Records for the task ▸
------------

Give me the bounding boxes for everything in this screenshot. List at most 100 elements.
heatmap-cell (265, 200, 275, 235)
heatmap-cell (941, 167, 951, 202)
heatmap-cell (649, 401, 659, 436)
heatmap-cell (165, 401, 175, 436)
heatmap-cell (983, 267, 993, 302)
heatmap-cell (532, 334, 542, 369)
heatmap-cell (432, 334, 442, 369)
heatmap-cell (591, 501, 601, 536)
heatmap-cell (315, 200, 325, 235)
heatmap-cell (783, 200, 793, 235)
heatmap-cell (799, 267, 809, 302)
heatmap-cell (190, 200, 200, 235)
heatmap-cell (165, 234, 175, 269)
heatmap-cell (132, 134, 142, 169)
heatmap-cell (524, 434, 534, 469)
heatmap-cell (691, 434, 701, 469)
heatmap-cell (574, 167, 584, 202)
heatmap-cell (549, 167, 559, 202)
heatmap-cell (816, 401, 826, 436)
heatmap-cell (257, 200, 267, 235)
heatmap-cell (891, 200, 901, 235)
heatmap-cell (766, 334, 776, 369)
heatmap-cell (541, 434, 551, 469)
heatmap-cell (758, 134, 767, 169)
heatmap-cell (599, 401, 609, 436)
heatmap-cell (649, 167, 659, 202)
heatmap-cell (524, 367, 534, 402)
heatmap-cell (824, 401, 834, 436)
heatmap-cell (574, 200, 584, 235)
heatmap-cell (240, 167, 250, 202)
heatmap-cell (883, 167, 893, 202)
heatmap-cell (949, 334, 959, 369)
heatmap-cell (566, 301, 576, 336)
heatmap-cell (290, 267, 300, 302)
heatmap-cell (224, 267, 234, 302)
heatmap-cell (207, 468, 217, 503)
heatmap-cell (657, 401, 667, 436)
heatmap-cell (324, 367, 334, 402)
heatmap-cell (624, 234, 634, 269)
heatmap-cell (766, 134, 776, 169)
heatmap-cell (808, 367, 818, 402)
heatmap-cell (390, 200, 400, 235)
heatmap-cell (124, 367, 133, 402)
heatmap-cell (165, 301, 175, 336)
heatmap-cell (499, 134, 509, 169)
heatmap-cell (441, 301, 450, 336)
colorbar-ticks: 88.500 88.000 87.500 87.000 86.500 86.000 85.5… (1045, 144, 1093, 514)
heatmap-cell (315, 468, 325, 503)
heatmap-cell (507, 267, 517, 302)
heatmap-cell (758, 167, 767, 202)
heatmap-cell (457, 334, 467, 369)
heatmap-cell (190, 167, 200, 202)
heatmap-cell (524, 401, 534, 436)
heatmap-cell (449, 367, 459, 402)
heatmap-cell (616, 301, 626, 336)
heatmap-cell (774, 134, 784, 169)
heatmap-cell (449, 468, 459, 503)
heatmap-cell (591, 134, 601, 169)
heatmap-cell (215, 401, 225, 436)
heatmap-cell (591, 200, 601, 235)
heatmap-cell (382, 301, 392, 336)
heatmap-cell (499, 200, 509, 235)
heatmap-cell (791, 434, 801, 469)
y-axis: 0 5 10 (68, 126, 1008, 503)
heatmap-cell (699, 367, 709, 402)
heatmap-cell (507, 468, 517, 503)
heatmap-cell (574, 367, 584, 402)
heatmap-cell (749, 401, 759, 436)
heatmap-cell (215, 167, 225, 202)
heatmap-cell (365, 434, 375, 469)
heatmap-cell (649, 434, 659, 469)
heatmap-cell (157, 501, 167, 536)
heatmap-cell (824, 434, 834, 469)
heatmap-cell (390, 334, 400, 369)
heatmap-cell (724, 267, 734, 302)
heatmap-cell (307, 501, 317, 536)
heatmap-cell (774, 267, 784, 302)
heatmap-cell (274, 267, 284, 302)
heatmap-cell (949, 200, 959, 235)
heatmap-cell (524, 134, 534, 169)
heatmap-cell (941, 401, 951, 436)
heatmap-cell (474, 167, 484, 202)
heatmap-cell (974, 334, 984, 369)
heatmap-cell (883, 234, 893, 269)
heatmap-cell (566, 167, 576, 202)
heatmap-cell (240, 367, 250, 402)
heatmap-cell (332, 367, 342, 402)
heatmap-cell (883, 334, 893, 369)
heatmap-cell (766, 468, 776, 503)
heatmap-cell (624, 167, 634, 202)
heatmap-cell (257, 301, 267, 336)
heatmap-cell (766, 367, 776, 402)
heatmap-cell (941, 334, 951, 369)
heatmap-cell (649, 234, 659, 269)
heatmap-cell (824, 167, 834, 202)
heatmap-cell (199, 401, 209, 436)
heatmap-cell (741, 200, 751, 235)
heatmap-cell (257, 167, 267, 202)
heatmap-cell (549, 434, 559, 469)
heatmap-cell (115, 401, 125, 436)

------------

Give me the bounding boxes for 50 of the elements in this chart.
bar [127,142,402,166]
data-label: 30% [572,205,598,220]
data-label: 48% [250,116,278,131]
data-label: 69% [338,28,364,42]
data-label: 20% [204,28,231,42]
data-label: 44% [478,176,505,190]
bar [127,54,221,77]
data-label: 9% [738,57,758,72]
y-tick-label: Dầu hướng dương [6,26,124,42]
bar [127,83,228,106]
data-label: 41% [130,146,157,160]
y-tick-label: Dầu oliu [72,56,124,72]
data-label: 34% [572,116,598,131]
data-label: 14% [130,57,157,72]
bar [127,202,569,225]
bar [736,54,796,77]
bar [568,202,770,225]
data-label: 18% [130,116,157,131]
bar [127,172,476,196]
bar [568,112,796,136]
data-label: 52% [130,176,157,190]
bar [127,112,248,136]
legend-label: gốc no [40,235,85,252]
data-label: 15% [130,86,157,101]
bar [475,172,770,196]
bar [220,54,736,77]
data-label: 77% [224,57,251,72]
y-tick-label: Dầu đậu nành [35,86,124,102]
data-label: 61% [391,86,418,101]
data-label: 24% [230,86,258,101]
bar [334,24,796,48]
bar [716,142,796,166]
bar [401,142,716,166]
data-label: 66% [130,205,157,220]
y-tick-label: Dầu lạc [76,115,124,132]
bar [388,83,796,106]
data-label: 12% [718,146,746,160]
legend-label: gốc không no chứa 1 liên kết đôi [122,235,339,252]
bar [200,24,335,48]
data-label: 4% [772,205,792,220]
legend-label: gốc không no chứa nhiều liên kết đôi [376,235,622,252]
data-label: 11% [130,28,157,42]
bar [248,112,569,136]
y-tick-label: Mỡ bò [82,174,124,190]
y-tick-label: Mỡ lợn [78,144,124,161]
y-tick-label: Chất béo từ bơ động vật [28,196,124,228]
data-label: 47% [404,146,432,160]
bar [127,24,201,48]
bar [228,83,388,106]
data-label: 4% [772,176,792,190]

------------

What needs to be done ▸
Reproduce the stretch of the material from the line containing "Give me the bounding boxes for 50" through the line containing "data-label: 4% [772,176,792,190]", swapping "legend-label" for "legend-item" and leaving everything else unchanged. Return only those lines.

Result for this task ▸
Give me the bounding boxes for 50 of the elements in this chart.
bar [127,142,402,166]
data-label: 30% [572,205,598,220]
data-label: 48% [250,116,278,131]
data-label: 69% [338,28,364,42]
data-label: 20% [204,28,231,42]
data-label: 44% [478,176,505,190]
bar [127,54,221,77]
data-label: 9% [738,57,758,72]
y-tick-label: Dầu hướng dương [6,26,124,42]
bar [127,83,228,106]
data-label: 41% [130,146,157,160]
y-tick-label: Dầu oliu [72,56,124,72]
data-label: 34% [572,116,598,131]
data-label: 14% [130,57,157,72]
bar [127,202,569,225]
bar [736,54,796,77]
bar [568,202,770,225]
data-label: 18% [130,116,157,131]
bar [127,172,476,196]
bar [568,112,796,136]
data-label: 52% [130,176,157,190]
bar [127,112,248,136]
legend-item: gốc no [40,235,85,252]
data-label: 15% [130,86,157,101]
bar [475,172,770,196]
bar [220,54,736,77]
data-label: 77% [224,57,251,72]
y-tick-label: Dầu đậu nành [35,86,124,102]
data-label: 61% [391,86,418,101]
data-label: 24% [230,86,258,101]
bar [334,24,796,48]
bar [716,142,796,166]
bar [401,142,716,166]
data-label: 66% [130,205,157,220]
y-tick-label: Dầu lạc [76,115,124,132]
bar [388,83,796,106]
data-label: 12% [718,146,746,160]
legend-item: gốc không no chứa 1 liên kết đôi [122,235,339,252]
bar [200,24,335,48]
data-label: 4% [772,205,792,220]
legend-item: gốc không no chứa nhiều liên kết đôi [376,235,622,252]
data-label: 11% [130,28,157,42]
bar [248,112,569,136]
y-tick-label: Mỡ bò [82,174,124,190]
y-tick-label: Mỡ lợn [78,144,124,161]
y-tick-label: Chất béo từ bơ động vật [28,196,124,228]
data-label: 47% [404,146,432,160]
bar [127,24,201,48]
bar [228,83,388,106]
data-label: 4% [772,176,792,190]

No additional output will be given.